Gather all lines in the entries below that include the word "object".

----- Data excerpts -----

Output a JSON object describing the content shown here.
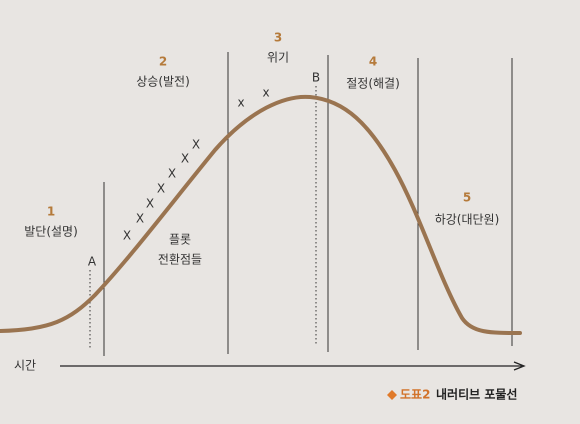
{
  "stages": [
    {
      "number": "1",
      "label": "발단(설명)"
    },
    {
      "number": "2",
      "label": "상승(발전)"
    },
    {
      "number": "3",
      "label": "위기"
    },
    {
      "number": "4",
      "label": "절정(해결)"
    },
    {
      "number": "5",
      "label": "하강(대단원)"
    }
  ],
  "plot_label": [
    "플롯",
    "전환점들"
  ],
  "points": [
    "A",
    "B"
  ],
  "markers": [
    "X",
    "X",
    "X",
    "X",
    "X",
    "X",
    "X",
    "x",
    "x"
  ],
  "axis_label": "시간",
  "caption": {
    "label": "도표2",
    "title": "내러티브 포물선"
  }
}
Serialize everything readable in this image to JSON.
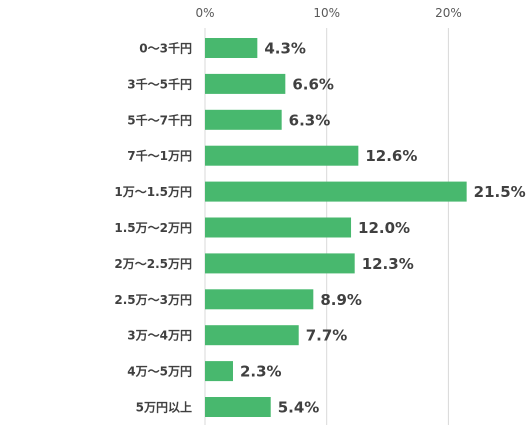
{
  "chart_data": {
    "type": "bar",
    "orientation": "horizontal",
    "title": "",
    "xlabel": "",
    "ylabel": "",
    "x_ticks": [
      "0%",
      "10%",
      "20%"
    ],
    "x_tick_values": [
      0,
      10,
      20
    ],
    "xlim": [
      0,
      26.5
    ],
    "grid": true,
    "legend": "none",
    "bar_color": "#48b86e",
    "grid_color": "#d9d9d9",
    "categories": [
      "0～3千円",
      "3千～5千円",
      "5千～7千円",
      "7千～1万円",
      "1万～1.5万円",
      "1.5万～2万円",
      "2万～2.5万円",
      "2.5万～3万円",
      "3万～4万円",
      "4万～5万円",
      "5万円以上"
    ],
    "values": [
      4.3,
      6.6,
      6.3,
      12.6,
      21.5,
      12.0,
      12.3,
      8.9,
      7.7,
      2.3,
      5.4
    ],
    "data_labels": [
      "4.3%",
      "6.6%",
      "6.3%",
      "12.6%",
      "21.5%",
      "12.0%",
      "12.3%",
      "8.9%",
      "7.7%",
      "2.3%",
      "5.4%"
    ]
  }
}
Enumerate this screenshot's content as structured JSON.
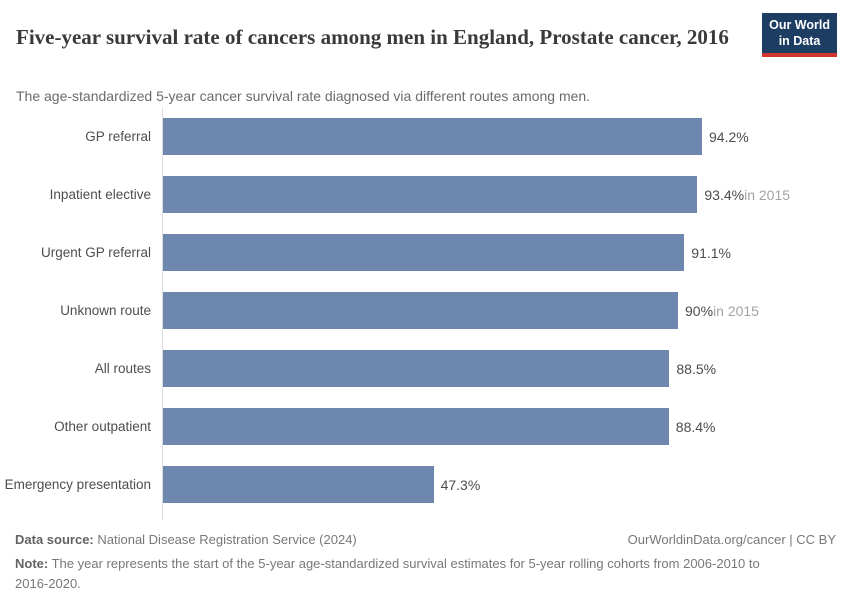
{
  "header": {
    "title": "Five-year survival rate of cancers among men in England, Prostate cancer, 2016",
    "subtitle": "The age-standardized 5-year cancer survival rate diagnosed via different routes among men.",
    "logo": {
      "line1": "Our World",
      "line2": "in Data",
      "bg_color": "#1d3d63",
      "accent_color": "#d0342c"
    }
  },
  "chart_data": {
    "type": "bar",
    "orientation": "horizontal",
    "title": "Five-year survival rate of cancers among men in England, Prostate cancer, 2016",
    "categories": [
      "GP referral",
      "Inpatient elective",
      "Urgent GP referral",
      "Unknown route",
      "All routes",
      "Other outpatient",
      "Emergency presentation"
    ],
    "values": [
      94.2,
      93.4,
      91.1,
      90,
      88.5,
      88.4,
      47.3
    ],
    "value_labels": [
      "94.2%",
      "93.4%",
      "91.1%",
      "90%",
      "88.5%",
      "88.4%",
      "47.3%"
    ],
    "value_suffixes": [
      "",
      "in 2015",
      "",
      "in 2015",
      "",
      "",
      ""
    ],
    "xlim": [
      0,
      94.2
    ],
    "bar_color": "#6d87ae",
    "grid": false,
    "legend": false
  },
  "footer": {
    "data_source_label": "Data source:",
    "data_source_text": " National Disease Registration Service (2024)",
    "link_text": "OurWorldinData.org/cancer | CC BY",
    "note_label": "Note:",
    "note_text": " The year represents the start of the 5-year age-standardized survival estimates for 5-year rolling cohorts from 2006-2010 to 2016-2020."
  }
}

-----
----- Data excerpts -----

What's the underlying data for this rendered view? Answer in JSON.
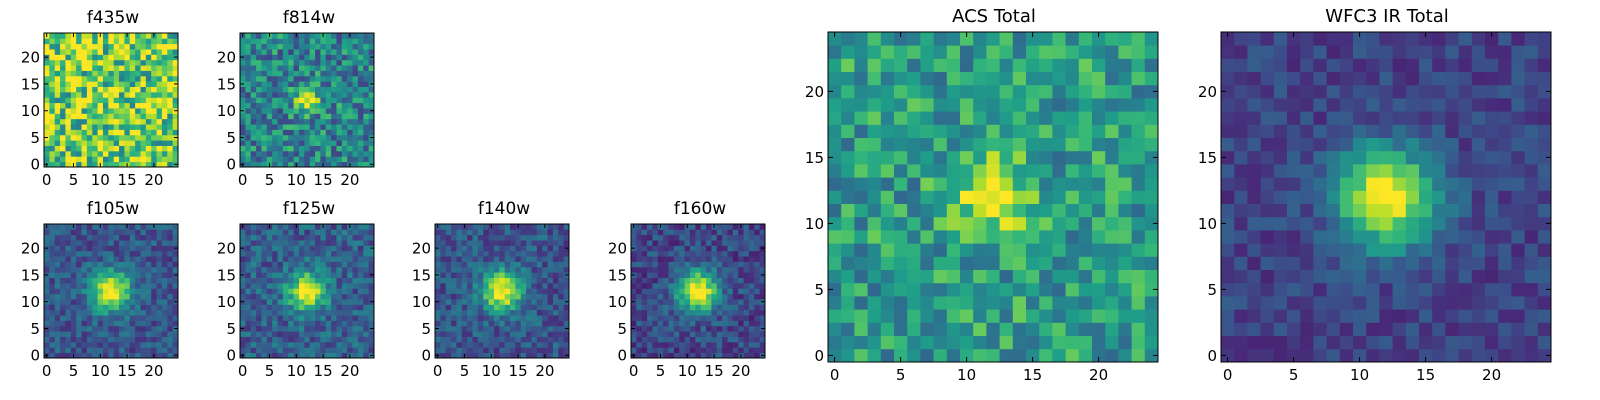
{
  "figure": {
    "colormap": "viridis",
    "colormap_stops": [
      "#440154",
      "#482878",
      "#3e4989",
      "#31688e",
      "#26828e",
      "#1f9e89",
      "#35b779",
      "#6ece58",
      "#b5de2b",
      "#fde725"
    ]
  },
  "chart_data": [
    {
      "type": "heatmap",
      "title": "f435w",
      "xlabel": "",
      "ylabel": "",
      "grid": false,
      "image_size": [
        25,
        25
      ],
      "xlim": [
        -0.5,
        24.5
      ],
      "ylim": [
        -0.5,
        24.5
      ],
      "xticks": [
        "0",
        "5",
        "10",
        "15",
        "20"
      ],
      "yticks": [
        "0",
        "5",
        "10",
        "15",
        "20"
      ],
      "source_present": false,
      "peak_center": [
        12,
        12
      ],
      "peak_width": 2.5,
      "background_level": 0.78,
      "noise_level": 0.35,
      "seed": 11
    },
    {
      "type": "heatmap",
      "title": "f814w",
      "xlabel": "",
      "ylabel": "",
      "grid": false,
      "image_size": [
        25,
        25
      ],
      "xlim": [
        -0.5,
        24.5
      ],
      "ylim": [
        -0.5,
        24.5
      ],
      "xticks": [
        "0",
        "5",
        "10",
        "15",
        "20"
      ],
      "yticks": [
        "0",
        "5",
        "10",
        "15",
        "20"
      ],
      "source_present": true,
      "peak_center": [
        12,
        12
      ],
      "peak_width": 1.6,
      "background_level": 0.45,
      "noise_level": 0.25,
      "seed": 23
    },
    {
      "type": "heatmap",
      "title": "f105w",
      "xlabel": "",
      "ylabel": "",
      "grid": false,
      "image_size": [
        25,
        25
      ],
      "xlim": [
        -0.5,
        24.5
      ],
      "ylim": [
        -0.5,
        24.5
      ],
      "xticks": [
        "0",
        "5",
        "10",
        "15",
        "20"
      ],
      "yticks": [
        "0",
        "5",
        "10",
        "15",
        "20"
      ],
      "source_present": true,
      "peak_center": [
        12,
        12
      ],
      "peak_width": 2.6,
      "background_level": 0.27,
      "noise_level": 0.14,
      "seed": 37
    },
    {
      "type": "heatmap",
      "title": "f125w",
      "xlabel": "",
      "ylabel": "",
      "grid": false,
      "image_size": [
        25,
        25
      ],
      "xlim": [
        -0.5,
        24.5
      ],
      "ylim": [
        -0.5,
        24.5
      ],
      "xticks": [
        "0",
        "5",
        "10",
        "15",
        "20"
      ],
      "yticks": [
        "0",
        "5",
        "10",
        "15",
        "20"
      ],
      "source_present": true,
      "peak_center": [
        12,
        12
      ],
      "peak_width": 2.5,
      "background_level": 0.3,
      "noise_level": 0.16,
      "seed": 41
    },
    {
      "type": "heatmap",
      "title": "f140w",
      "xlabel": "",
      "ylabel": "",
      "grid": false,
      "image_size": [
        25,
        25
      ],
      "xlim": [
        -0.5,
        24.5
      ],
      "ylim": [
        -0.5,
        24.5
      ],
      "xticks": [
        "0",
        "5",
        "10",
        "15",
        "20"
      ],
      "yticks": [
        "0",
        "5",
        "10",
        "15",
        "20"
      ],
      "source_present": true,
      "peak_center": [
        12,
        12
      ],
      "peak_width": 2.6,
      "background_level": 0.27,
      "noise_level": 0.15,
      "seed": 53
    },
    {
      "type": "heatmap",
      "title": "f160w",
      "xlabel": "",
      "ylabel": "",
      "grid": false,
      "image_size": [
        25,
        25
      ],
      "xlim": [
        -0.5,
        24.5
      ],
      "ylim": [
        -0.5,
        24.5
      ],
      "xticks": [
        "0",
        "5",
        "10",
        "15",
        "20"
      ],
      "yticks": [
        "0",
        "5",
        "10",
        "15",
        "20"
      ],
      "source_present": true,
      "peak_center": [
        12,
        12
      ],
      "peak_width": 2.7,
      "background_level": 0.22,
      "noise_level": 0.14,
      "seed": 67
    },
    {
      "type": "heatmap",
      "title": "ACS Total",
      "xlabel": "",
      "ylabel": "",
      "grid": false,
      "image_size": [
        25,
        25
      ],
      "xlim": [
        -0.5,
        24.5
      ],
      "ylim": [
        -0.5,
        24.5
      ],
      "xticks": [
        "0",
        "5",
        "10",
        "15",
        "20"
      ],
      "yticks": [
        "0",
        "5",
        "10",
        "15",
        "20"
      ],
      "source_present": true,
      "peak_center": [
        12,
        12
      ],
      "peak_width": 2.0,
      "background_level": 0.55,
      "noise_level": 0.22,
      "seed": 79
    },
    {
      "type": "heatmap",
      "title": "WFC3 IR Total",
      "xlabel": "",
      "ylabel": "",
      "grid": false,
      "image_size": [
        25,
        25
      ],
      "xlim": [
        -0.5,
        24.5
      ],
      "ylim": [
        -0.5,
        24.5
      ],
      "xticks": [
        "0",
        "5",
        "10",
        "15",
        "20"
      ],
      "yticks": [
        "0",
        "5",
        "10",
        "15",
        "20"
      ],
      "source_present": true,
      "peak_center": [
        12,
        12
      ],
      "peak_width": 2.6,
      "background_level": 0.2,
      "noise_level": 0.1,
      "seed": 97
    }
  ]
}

-----
----- Data excerpts -----

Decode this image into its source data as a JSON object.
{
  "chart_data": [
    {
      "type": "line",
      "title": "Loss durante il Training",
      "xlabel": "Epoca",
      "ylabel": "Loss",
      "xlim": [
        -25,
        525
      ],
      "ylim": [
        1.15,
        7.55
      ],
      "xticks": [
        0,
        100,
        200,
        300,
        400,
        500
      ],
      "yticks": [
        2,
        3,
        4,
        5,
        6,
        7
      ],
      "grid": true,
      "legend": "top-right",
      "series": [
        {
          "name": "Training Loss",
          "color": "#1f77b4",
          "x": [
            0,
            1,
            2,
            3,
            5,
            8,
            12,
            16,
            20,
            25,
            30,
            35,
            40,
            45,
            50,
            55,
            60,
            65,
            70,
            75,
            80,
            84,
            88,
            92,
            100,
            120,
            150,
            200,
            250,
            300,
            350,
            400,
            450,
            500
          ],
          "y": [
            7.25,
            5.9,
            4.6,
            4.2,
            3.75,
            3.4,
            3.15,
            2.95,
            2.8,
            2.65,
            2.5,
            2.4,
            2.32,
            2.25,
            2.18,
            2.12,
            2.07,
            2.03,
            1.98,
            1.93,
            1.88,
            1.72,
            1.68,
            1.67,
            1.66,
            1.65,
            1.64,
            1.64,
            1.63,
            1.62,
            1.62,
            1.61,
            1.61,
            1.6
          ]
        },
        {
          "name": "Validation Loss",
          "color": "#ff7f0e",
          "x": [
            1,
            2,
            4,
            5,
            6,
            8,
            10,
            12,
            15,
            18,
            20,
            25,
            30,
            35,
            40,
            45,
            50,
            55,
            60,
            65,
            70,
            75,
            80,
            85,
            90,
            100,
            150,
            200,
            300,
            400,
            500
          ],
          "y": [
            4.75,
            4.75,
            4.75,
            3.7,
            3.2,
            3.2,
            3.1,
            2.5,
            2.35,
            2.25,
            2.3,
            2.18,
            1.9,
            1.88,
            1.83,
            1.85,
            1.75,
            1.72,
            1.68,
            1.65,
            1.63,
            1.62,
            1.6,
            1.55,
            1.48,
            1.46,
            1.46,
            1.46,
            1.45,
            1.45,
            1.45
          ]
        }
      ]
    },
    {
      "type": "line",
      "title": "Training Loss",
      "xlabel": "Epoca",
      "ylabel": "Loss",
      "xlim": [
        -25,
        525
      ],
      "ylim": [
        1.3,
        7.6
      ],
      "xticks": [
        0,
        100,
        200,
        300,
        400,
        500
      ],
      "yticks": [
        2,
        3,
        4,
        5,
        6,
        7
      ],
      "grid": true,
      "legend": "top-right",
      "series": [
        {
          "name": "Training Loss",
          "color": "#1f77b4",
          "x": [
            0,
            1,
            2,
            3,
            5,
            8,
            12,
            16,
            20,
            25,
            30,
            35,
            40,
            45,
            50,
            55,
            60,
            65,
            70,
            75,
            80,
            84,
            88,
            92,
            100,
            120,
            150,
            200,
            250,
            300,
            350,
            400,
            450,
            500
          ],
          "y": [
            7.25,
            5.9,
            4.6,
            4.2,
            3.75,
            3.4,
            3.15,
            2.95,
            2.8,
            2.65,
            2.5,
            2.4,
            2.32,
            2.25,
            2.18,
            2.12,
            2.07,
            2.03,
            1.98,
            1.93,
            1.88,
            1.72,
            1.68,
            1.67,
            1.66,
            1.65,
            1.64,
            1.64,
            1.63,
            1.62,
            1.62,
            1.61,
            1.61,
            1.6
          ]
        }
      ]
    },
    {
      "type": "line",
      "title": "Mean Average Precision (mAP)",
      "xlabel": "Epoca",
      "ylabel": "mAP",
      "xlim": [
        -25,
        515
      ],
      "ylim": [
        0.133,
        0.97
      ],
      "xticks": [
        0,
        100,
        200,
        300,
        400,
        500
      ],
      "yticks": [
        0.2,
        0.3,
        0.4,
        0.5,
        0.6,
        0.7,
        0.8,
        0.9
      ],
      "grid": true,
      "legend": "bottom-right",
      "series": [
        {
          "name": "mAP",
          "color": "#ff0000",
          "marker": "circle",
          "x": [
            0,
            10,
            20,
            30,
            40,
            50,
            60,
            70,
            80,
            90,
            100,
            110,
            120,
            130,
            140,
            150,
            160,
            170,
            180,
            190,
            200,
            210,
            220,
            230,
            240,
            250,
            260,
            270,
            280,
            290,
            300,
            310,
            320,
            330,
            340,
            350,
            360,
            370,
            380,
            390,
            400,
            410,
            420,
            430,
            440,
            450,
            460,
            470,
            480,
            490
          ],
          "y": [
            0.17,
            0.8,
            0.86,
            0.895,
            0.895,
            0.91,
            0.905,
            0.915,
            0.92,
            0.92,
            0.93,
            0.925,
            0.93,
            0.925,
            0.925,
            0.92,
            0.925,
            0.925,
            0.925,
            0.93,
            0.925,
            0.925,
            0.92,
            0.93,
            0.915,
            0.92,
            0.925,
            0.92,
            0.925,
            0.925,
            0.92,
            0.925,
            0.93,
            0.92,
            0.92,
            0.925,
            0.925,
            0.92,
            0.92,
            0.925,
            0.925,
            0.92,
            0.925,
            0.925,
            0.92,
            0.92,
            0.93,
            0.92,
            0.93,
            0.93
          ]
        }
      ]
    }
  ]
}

-----

→ Response to the task:
Output a JSON object describing the content shown here.
Decode this image into its source data as a JSON object.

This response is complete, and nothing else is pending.